*Exercise requirements:* Extract the entries in their exact form.

[Dataset entries]
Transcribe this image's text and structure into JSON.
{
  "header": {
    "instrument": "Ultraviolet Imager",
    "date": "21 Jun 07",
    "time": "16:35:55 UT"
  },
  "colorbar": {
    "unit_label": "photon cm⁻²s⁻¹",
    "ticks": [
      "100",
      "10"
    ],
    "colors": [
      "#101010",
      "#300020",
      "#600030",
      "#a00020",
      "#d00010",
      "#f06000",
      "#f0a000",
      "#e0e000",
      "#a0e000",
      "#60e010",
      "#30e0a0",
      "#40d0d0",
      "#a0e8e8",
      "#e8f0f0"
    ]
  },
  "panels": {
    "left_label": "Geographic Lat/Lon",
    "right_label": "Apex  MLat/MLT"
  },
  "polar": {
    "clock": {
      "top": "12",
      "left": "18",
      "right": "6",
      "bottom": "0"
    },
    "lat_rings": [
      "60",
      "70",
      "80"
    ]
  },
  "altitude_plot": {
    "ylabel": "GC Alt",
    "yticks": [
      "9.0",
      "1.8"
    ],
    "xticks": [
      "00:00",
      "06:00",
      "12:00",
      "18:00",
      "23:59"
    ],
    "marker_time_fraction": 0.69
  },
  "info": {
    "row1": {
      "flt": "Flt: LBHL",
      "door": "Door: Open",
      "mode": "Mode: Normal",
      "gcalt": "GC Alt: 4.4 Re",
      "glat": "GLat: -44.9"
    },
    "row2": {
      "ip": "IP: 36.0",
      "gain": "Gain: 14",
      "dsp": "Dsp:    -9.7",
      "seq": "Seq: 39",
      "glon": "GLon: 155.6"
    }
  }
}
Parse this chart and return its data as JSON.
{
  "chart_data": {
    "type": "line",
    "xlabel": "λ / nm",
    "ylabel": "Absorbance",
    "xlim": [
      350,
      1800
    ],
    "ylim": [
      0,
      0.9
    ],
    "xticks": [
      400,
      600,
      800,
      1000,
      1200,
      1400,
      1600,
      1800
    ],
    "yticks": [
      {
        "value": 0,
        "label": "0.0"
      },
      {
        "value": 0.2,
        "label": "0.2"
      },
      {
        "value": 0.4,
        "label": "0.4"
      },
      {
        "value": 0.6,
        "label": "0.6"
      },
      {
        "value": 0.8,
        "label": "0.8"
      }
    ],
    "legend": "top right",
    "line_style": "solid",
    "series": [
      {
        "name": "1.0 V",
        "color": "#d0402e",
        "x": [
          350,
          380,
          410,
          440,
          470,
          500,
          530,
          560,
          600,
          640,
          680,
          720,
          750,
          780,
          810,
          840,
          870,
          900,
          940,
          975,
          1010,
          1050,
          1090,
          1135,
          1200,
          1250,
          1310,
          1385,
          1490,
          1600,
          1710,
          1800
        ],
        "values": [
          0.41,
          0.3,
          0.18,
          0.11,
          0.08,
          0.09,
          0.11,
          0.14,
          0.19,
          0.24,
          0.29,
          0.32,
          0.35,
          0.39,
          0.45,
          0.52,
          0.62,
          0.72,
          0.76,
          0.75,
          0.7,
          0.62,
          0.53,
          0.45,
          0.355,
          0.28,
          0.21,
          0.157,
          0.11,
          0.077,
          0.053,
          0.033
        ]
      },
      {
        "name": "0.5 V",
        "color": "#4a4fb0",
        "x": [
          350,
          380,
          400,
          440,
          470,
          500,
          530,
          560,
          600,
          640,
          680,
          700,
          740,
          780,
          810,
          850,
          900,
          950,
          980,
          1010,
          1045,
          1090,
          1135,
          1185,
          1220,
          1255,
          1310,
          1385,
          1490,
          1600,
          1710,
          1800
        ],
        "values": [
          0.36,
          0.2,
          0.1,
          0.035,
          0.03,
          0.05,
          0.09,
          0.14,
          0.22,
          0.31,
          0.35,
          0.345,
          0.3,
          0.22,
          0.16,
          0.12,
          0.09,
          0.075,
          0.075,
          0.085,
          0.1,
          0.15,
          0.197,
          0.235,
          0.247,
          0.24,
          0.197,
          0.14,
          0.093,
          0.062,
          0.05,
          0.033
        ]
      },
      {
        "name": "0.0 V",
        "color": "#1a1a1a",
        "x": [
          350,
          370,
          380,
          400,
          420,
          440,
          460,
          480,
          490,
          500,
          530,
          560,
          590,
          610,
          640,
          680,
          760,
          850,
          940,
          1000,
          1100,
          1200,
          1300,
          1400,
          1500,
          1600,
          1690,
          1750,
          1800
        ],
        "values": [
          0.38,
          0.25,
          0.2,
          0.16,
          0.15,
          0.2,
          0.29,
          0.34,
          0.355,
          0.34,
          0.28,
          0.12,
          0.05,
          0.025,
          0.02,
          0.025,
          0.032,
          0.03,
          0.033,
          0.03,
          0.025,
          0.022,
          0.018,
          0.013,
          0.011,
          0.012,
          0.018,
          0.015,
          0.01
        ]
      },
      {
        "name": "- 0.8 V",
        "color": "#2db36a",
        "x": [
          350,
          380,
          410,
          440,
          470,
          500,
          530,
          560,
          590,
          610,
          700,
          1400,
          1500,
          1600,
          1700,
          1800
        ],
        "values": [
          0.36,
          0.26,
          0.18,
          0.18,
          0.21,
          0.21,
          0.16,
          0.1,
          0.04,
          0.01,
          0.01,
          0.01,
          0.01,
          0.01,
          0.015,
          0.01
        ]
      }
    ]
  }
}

*Response:*
Transcribe this image's text and structure into JSON.
{
  "header": {
    "instrument": "Ultraviolet Imager",
    "date": "21 Jun 07",
    "time": "16:35:55 UT"
  },
  "colorbar": {
    "unit_label": "photon cm⁻²s⁻¹",
    "ticks": [
      "100",
      "10"
    ],
    "colors": [
      "#101010",
      "#300020",
      "#600030",
      "#a00020",
      "#d00010",
      "#f06000",
      "#f0a000",
      "#e0e000",
      "#a0e000",
      "#60e010",
      "#30e0a0",
      "#40d0d0",
      "#a0e8e8",
      "#e8f0f0"
    ]
  },
  "panels": {
    "left_label": "Geographic Lat/Lon",
    "right_label": "Apex  MLat/MLT"
  },
  "polar": {
    "clock": {
      "top": "12",
      "left": "18",
      "right": "6",
      "bottom": "0"
    },
    "lat_rings": [
      "60",
      "70",
      "80"
    ]
  },
  "altitude_plot": {
    "ylabel": "GC Alt",
    "yticks": [
      "9.0",
      "1.8"
    ],
    "xticks": [
      "00:00",
      "06:00",
      "12:00",
      "18:00",
      "23:59"
    ],
    "marker_time_fraction": 0.69
  },
  "info": {
    "row1": {
      "flt": "Flt: LBHL",
      "door": "Door: Open",
      "mode": "Mode: Normal",
      "gcalt": "GC Alt: 4.4 Re",
      "glat": "GLat: -44.9"
    },
    "row2": {
      "ip": "IP: 36.0",
      "gain": "Gain: 14",
      "dsp": "Dsp:    -9.7",
      "seq": "Seq: 39",
      "glon": "GLon: 155.6"
    }
  }
}
Parse this chart and return its data as JSON.
{
  "chart_data": {
    "type": "line",
    "xlabel": "λ / nm",
    "ylabel": "Absorbance",
    "xlim": [
      350,
      1800
    ],
    "ylim": [
      0,
      0.9
    ],
    "xticks": [
      400,
      600,
      800,
      1000,
      1200,
      1400,
      1600,
      1800
    ],
    "yticks": [
      {
        "value": 0,
        "label": "0.0"
      },
      {
        "value": 0.2,
        "label": "0.2"
      },
      {
        "value": 0.4,
        "label": "0.4"
      },
      {
        "value": 0.6,
        "label": "0.6"
      },
      {
        "value": 0.8,
        "label": "0.8"
      }
    ],
    "legend": "top right",
    "line_style": "solid",
    "series": [
      {
        "name": "1.0 V",
        "color": "#d0402e",
        "x": [
          350,
          380,
          410,
          440,
          470,
          500,
          530,
          560,
          600,
          640,
          680,
          720,
          750,
          780,
          810,
          840,
          870,
          900,
          940,
          975,
          1010,
          1050,
          1090,
          1135,
          1200,
          1250,
          1310,
          1385,
          1490,
          1600,
          1710,
          1800
        ],
        "values": [
          0.41,
          0.3,
          0.18,
          0.11,
          0.08,
          0.09,
          0.11,
          0.14,
          0.19,
          0.24,
          0.29,
          0.32,
          0.35,
          0.39,
          0.45,
          0.52,
          0.62,
          0.72,
          0.76,
          0.75,
          0.7,
          0.62,
          0.53,
          0.45,
          0.355,
          0.28,
          0.21,
          0.157,
          0.11,
          0.077,
          0.053,
          0.033
        ]
      },
      {
        "name": "0.5 V",
        "color": "#4a4fb0",
        "x": [
          350,
          380,
          400,
          440,
          470,
          500,
          530,
          560,
          600,
          640,
          680,
          700,
          740,
          780,
          810,
          850,
          900,
          950,
          980,
          1010,
          1045,
          1090,
          1135,
          1185,
          1220,
          1255,
          1310,
          1385,
          1490,
          1600,
          1710,
          1800
        ],
        "values": [
          0.36,
          0.2,
          0.1,
          0.035,
          0.03,
          0.05,
          0.09,
          0.14,
          0.22,
          0.31,
          0.35,
          0.345,
          0.3,
          0.22,
          0.16,
          0.12,
          0.09,
          0.075,
          0.075,
          0.085,
          0.1,
          0.15,
          0.197,
          0.235,
          0.247,
          0.24,
          0.197,
          0.14,
          0.093,
          0.062,
          0.05,
          0.033
        ]
      },
      {
        "name": "0.0 V",
        "color": "#1a1a1a",
        "x": [
          350,
          370,
          380,
          400,
          420,
          440,
          460,
          480,
          490,
          500,
          530,
          560,
          590,
          610,
          640,
          680,
          760,
          850,
          940,
          1000,
          1100,
          1200,
          1300,
          1400,
          1500,
          1600,
          1690,
          1750,
          1800
        ],
        "values": [
          0.38,
          0.25,
          0.2,
          0.16,
          0.15,
          0.2,
          0.29,
          0.34,
          0.355,
          0.34,
          0.28,
          0.12,
          0.05,
          0.025,
          0.02,
          0.025,
          0.032,
          0.03,
          0.033,
          0.03,
          0.025,
          0.022,
          0.018,
          0.013,
          0.011,
          0.012,
          0.018,
          0.015,
          0.01
        ]
      },
      {
        "name": "- 0.8 V",
        "color": "#2db36a",
        "x": [
          350,
          380,
          410,
          440,
          470,
          500,
          530,
          560,
          590,
          610,
          700,
          1400,
          1500,
          1600,
          1700,
          1800
        ],
        "values": [
          0.36,
          0.26,
          0.18,
          0.18,
          0.21,
          0.21,
          0.16,
          0.1,
          0.04,
          0.01,
          0.01,
          0.01,
          0.01,
          0.01,
          0.015,
          0.01
        ]
      }
    ]
  }
}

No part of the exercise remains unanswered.